REVISITING ADAPTERS WITH ADVERSARIAL TRAINING

Abstract

While adversarial training is generally used as a defense mechanism, recent works show that it can also act as a regularizer. By co-training a deep network on clean and adversarial inputs, it is possible to improve classification accuracy on the clean, non-adversarial inputs. We demonstrate that, contrary to previous findings, it is not necessary to separate batch statistics when co-training on clean and adversarial inputs, and that it is sufficient to use adapters with few domain-specific parameters for each type of input. We establish that using the classification token of a Vision Transformer (VIT) as an adapter is enough to match the classification performance of dual normalization layers, while using significantly less additional parameters. First, we improve upon the top-1 accuracy of a non-adversarially trained VIT-B16 model by +1.12% on IMAGENET (reaching 83.76% top-1 accuracy). Second, and more importantly, we show that training with adapters enables model soups through linear combinations of the clean and adversarial tokens. These model soups, which we call adversarial model soups, allow us to trade-off between clean and robust accuracy without sacrificing efficiency. Finally, we show that we can easily adapt the resulting models in the face of distribution shifts. Our VIT-B16 obtains top-1 accuracies on IMAGENET variants that are on average +4.00% better than those obtained with Masked Autoencoders.

Exercise instructions:
Answer these questions from the abstract:
1. What part of a Vision Transformer does the abstract use as an adapter?
2. What top-1 accuracy on IMAGENET does the improved VIT-B16 model reach?
3. By how much, on average, do the VIT-B16's top-1 accuracies on IMAGENET variants exceed those obtained with Masked Autoencoders?
The records that come after this abstract have no connection to it.

Recorded data:
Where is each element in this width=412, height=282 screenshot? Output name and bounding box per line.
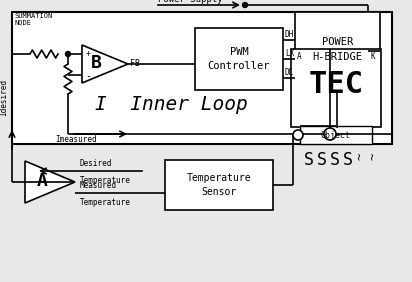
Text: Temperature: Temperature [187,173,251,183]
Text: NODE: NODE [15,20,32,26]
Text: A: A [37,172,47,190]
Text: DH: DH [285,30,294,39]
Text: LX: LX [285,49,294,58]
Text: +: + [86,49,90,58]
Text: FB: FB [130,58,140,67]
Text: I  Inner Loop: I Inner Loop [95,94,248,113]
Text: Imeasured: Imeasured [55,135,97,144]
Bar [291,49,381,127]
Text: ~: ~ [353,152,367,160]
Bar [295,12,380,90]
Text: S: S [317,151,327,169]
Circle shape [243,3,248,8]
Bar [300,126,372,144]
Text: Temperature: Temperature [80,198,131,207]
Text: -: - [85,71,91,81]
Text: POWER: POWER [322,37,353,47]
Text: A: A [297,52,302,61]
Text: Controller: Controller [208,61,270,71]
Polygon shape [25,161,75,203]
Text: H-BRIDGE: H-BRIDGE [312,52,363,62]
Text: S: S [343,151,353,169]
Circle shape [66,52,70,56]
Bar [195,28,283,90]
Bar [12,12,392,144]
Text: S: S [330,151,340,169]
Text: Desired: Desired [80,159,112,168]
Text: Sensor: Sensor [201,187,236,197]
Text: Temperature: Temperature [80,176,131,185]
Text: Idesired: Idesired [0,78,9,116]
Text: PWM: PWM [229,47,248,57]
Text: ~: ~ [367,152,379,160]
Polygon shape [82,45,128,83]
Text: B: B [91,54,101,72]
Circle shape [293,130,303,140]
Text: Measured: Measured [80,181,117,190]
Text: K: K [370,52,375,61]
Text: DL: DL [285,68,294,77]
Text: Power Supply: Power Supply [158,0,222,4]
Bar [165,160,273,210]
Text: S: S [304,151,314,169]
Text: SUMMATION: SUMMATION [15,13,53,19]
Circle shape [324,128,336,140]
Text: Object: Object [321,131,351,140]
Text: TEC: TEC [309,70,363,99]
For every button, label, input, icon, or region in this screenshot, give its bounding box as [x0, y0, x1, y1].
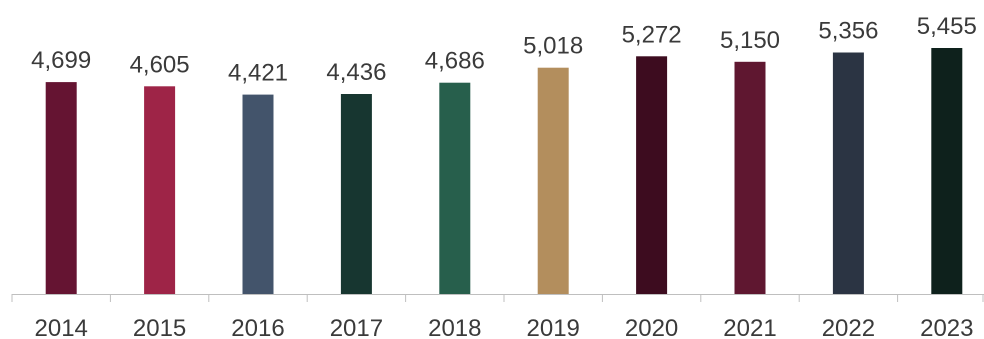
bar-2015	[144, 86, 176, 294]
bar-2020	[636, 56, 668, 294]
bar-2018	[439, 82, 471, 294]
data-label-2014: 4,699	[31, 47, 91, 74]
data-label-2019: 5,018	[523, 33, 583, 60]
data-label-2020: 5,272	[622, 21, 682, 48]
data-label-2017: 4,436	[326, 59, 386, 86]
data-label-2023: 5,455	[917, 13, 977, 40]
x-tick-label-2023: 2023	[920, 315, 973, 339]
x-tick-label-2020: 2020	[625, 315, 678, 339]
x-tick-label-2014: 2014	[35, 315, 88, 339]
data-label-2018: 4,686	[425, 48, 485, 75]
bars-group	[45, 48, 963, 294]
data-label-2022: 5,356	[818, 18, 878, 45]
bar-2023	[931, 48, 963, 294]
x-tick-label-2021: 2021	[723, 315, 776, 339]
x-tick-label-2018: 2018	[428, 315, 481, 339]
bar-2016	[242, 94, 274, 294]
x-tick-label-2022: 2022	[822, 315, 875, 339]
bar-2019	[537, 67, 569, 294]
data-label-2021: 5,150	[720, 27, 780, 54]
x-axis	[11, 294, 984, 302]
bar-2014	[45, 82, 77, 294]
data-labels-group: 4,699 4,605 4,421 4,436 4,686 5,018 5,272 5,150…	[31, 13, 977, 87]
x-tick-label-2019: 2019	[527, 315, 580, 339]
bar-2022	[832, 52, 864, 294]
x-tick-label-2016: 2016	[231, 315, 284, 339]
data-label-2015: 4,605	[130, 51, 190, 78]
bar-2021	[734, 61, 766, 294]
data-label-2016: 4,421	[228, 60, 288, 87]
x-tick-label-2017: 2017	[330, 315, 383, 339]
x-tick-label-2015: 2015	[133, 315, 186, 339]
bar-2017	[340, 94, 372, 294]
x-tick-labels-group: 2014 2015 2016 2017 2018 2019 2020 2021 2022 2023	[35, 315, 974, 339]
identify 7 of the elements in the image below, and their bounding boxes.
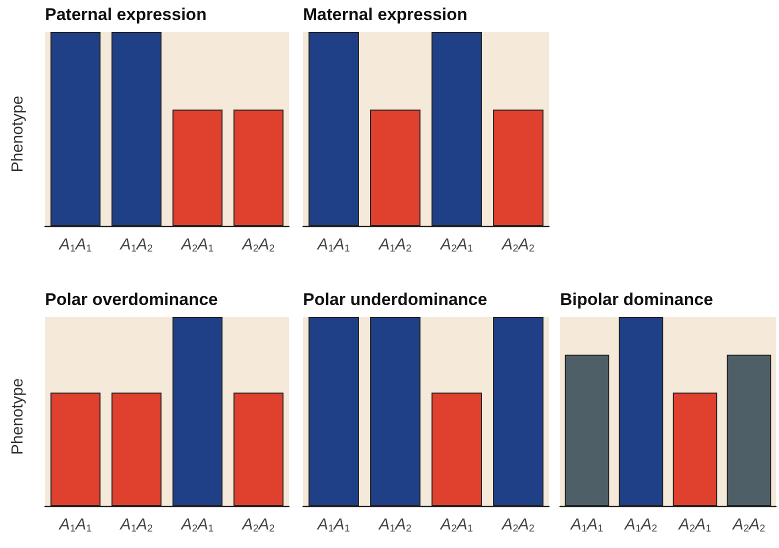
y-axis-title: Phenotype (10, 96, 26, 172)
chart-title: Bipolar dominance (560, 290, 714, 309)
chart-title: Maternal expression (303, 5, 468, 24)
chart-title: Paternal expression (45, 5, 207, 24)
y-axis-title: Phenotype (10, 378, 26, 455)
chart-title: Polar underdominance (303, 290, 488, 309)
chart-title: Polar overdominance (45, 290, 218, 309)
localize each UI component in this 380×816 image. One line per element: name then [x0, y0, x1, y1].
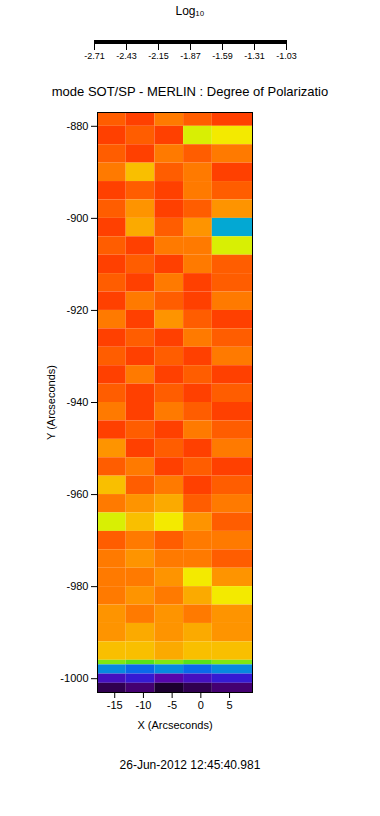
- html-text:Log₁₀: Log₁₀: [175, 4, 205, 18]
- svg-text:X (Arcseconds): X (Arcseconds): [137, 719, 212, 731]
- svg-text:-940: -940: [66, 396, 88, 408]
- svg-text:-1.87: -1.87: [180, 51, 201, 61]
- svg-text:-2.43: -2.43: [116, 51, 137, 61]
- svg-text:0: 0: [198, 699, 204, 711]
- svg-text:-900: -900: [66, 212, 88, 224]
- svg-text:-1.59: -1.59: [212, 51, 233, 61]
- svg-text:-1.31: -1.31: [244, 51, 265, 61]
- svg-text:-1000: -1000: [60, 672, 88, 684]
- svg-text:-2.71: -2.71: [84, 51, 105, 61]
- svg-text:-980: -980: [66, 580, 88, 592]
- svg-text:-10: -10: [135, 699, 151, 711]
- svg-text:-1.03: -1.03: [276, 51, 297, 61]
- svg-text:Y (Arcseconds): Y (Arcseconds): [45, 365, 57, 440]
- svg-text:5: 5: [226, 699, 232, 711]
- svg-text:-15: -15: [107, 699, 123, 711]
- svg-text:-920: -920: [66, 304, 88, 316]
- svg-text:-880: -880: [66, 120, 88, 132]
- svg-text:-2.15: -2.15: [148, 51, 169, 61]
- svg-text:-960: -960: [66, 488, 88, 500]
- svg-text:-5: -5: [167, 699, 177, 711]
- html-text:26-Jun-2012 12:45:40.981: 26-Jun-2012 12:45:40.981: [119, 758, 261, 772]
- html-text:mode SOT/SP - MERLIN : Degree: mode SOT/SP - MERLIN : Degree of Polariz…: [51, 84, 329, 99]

Answer below:
1. The classification token.
2. 83.76%.
3. +4.00%.